## WRITTEN PROBLEM
Retype the listing that follows, word for word.

— begin THE RECORDS —

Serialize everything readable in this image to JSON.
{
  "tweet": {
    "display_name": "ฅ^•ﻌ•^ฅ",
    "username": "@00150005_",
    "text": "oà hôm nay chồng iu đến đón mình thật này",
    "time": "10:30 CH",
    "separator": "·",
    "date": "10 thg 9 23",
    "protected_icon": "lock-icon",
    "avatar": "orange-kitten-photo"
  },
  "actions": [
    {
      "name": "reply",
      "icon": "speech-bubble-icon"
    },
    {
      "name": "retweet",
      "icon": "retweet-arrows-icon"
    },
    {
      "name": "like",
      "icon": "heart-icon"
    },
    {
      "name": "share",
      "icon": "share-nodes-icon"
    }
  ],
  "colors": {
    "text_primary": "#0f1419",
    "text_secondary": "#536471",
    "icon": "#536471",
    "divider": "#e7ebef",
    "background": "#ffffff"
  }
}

— end THE RECORDS —

## WRITTEN SOLUTION
Serialize everything readable in this image to JSON.
{
  "tweet": {
    "display_name": "ฅ^•ﻌ•^ฅ",
    "username": "@00150005_",
    "text": "oà hôm nay chồng iu đến đón mình thật này",
    "time": "10:30 CH",
    "separator": "·",
    "date": "10 thg 9 23",
    "protected_icon": "lock-icon",
    "avatar": "orange-kitten-photo"
  },
  "actions": [
    {
      "name": "reply",
      "icon": "speech-bubble-icon"
    },
    {
      "name": "retweet",
      "icon": "retweet-arrows-icon"
    },
    {
      "name": "like",
      "icon": "heart-icon"
    },
    {
      "name": "share",
      "icon": "share-nodes-icon"
    }
  ],
  "colors": {
    "text_primary": "#0f1419",
    "text_secondary": "#536471",
    "icon": "#536471",
    "divider": "#e7ebef",
    "background": "#ffffff"
  }
}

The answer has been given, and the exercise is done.